[Items from a data source]

"""

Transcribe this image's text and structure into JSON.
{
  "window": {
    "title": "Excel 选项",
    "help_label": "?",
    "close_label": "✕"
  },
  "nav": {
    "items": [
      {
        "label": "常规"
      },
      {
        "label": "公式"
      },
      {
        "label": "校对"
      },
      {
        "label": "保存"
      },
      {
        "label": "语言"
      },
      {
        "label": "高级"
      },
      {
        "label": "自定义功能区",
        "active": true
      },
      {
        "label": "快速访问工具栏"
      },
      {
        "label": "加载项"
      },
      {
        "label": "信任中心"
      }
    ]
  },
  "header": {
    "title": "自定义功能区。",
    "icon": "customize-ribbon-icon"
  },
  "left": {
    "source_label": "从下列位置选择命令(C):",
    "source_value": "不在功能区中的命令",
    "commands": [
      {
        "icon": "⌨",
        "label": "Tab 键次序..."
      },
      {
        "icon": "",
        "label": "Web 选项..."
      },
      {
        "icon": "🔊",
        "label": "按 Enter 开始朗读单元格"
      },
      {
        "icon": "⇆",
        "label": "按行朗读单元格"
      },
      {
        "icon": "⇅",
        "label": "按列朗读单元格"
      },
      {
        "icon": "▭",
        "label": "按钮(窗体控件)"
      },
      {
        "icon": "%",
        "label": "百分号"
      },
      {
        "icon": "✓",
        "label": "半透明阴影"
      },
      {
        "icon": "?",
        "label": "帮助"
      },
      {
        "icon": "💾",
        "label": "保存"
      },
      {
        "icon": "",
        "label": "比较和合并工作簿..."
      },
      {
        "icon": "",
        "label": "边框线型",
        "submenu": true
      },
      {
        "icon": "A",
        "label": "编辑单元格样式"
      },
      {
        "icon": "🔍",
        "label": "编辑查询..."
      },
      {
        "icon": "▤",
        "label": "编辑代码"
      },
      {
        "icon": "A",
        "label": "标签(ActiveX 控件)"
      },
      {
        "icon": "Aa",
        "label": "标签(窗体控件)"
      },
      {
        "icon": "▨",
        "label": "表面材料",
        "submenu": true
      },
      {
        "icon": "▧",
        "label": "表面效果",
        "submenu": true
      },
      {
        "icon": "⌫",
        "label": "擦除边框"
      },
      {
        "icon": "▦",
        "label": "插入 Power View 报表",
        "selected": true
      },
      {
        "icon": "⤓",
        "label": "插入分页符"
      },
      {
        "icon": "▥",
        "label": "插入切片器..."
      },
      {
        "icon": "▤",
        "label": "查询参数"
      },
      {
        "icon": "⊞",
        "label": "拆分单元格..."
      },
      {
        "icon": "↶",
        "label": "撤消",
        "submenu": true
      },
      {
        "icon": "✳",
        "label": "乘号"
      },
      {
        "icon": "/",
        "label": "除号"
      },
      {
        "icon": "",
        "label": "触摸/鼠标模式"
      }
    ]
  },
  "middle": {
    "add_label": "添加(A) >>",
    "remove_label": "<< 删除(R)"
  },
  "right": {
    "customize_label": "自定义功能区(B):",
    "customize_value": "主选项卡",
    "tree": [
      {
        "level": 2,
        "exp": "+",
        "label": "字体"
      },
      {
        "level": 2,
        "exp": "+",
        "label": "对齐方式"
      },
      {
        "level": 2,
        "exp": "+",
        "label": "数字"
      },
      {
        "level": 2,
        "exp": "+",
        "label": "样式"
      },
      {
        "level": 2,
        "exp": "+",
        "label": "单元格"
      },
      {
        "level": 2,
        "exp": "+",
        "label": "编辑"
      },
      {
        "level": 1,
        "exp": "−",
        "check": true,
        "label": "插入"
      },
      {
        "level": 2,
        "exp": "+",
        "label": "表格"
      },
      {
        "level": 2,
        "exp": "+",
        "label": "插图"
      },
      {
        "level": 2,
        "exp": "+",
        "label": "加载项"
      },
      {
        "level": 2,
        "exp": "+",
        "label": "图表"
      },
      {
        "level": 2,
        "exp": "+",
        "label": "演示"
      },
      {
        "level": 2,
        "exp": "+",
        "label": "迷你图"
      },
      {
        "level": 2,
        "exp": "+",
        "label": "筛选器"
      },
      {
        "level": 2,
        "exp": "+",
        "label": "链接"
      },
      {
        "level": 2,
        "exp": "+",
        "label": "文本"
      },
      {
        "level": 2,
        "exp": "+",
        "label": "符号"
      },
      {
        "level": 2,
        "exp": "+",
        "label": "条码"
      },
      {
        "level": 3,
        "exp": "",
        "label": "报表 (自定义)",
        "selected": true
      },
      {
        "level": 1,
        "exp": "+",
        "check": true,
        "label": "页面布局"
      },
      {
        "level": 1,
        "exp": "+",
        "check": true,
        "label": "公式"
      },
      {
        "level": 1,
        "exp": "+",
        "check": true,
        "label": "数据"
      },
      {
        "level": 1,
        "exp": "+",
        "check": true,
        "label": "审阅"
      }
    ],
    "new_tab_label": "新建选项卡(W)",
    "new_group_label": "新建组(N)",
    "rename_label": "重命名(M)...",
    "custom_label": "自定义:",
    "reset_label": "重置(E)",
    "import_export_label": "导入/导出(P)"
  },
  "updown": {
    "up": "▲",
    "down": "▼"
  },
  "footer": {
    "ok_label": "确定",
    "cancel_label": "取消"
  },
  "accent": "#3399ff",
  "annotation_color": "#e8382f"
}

"""

* Set exercise
Retype the listing. Match it exactly.

* Solution to the exercise
Transcribe this image's text and structure into JSON.
{
  "window": {
    "title": "Excel 选项",
    "help_label": "?",
    "close_label": "✕"
  },
  "nav": {
    "items": [
      {
        "label": "常规"
      },
      {
        "label": "公式"
      },
      {
        "label": "校对"
      },
      {
        "label": "保存"
      },
      {
        "label": "语言"
      },
      {
        "label": "高级"
      },
      {
        "label": "自定义功能区",
        "active": true
      },
      {
        "label": "快速访问工具栏"
      },
      {
        "label": "加载项"
      },
      {
        "label": "信任中心"
      }
    ]
  },
  "header": {
    "title": "自定义功能区。",
    "icon": "customize-ribbon-icon"
  },
  "left": {
    "source_label": "从下列位置选择命令(C):",
    "source_value": "不在功能区中的命令",
    "commands": [
      {
        "icon": "⌨",
        "label": "Tab 键次序..."
      },
      {
        "icon": "",
        "label": "Web 选项..."
      },
      {
        "icon": "🔊",
        "label": "按 Enter 开始朗读单元格"
      },
      {
        "icon": "⇆",
        "label": "按行朗读单元格"
      },
      {
        "icon": "⇅",
        "label": "按列朗读单元格"
      },
      {
        "icon": "▭",
        "label": "按钮(窗体控件)"
      },
      {
        "icon": "%",
        "label": "百分号"
      },
      {
        "icon": "✓",
        "label": "半透明阴影"
      },
      {
        "icon": "?",
        "label": "帮助"
      },
      {
        "icon": "💾",
        "label": "保存"
      },
      {
        "icon": "",
        "label": "比较和合并工作簿..."
      },
      {
        "icon": "",
        "label": "边框线型",
        "submenu": true
      },
      {
        "icon": "A",
        "label": "编辑单元格样式"
      },
      {
        "icon": "🔍",
        "label": "编辑查询..."
      },
      {
        "icon": "▤",
        "label": "编辑代码"
      },
      {
        "icon": "A",
        "label": "标签(ActiveX 控件)"
      },
      {
        "icon": "Aa",
        "label": "标签(窗体控件)"
      },
      {
        "icon": "▨",
        "label": "表面材料",
        "submenu": true
      },
      {
        "icon": "▧",
        "label": "表面效果",
        "submenu": true
      },
      {
        "icon": "⌫",
        "label": "擦除边框"
      },
      {
        "icon": "▦",
        "label": "插入 Power View 报表",
        "selected": true
      },
      {
        "icon": "⤓",
        "label": "插入分页符"
      },
      {
        "icon": "▥",
        "label": "插入切片器..."
      },
      {
        "icon": "▤",
        "label": "查询参数"
      },
      {
        "icon": "⊞",
        "label": "拆分单元格..."
      },
      {
        "icon": "↶",
        "label": "撤消",
        "submenu": true
      },
      {
        "icon": "✳",
        "label": "乘号"
      },
      {
        "icon": "/",
        "label": "除号"
      },
      {
        "icon": "",
        "label": "触摸/鼠标模式"
      }
    ]
  },
  "middle": {
    "add_label": "添加(A) >>",
    "remove_label": "<< 删除(R)"
  },
  "right": {
    "customize_label": "自定义功能区(B):",
    "customize_value": "主选项卡",
    "tree": [
      {
        "level": 2,
        "exp": "+",
        "label": "字体"
      },
      {
        "level": 2,
        "exp": "+",
        "label": "对齐方式"
      },
      {
        "level": 2,
        "exp": "+",
        "label": "数字"
      },
      {
        "level": 2,
        "exp": "+",
        "label": "样式"
      },
      {
        "level": 2,
        "exp": "+",
        "label": "单元格"
      },
      {
        "level": 2,
        "exp": "+",
        "label": "编辑"
      },
      {
        "level": 1,
        "exp": "−",
        "check": true,
        "label": "插入"
      },
      {
        "level": 2,
        "exp": "+",
        "label": "表格"
      },
      {
        "level": 2,
        "exp": "+",
        "label": "插图"
      },
      {
        "level": 2,
        "exp": "+",
        "label": "加载项"
      },
      {
        "level": 2,
        "exp": "+",
        "label": "图表"
      },
      {
        "level": 2,
        "exp": "+",
        "label": "演示"
      },
      {
        "level": 2,
        "exp": "+",
        "label": "迷你图"
      },
      {
        "level": 2,
        "exp": "+",
        "label": "筛选器"
      },
      {
        "level": 2,
        "exp": "+",
        "label": "链接"
      },
      {
        "level": 2,
        "exp": "+",
        "label": "文本"
      },
      {
        "level": 2,
        "exp": "+",
        "label": "符号"
      },
      {
        "level": 2,
        "exp": "+",
        "label": "条码"
      },
      {
        "level": 3,
        "exp": "",
        "label": "报表 (自定义)",
        "selected": true
      },
      {
        "level": 1,
        "exp": "+",
        "check": true,
        "label": "页面布局"
      },
      {
        "level": 1,
        "exp": "+",
        "check": true,
        "label": "公式"
      },
      {
        "level": 1,
        "exp": "+",
        "check": true,
        "label": "数据"
      },
      {
        "level": 1,
        "exp": "+",
        "check": true,
        "label": "审阅"
      }
    ],
    "new_tab_label": "新建选项卡(W)",
    "new_group_label": "新建组(N)",
    "rename_label": "重命名(M)...",
    "custom_label": "自定义:",
    "reset_label": "重置(E)",
    "import_export_label": "导入/导出(P)"
  },
  "updown": {
    "up": "▲",
    "down": "▼"
  },
  "footer": {
    "ok_label": "确定",
    "cancel_label": "取消"
  },
  "accent": "#3399ff",
  "annotation_color": "#e8382f"
}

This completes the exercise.